### [Your instructions]
Below are some records; reproduce every one of them exactly.

(Rows from a figure dataset)
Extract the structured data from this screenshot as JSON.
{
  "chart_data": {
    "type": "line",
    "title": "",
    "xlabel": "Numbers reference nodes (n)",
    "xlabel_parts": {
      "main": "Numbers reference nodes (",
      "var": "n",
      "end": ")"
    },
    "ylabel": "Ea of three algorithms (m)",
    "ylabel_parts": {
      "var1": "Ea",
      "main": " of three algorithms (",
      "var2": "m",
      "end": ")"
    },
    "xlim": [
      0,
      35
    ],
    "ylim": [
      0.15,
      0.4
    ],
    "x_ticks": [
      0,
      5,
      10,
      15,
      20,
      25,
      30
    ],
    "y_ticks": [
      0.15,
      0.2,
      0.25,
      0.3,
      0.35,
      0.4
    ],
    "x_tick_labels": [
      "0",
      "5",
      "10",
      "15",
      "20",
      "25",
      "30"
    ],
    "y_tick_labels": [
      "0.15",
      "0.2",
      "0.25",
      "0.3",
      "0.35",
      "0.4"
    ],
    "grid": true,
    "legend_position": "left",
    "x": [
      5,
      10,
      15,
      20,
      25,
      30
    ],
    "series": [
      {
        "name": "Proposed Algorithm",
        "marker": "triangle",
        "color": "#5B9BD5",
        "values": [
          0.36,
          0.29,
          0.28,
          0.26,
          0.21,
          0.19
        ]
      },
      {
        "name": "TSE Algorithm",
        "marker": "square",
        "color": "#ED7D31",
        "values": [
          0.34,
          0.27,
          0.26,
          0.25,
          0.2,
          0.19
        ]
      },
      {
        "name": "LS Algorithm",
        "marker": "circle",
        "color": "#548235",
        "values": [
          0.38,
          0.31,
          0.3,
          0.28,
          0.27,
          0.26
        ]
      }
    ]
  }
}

### [Result for this task]
Extract the structured data from this screenshot as JSON.
{
  "chart_data": {
    "type": "line",
    "title": "",
    "xlabel": "Numbers reference nodes (n)",
    "xlabel_parts": {
      "main": "Numbers reference nodes (",
      "var": "n",
      "end": ")"
    },
    "ylabel": "Ea of three algorithms (m)",
    "ylabel_parts": {
      "var1": "Ea",
      "main": " of three algorithms (",
      "var2": "m",
      "end": ")"
    },
    "xlim": [
      0,
      35
    ],
    "ylim": [
      0.15,
      0.4
    ],
    "x_ticks": [
      0,
      5,
      10,
      15,
      20,
      25,
      30
    ],
    "y_ticks": [
      0.15,
      0.2,
      0.25,
      0.3,
      0.35,
      0.4
    ],
    "x_tick_labels": [
      "0",
      "5",
      "10",
      "15",
      "20",
      "25",
      "30"
    ],
    "y_tick_labels": [
      "0.15",
      "0.2",
      "0.25",
      "0.3",
      "0.35",
      "0.4"
    ],
    "grid": true,
    "legend_position": "left",
    "x": [
      5,
      10,
      15,
      20,
      25,
      30
    ],
    "series": [
      {
        "name": "Proposed Algorithm",
        "marker": "triangle",
        "color": "#5B9BD5",
        "values": [
          0.36,
          0.29,
          0.28,
          0.26,
          0.21,
          0.19
        ]
      },
      {
        "name": "TSE Algorithm",
        "marker": "square",
        "color": "#ED7D31",
        "values": [
          0.34,
          0.27,
          0.26,
          0.25,
          0.2,
          0.19
        ]
      },
      {
        "name": "LS Algorithm",
        "marker": "circle",
        "color": "#548235",
        "values": [
          0.38,
          0.31,
          0.3,
          0.28,
          0.27,
          0.26
        ]
      }
    ]
  }
}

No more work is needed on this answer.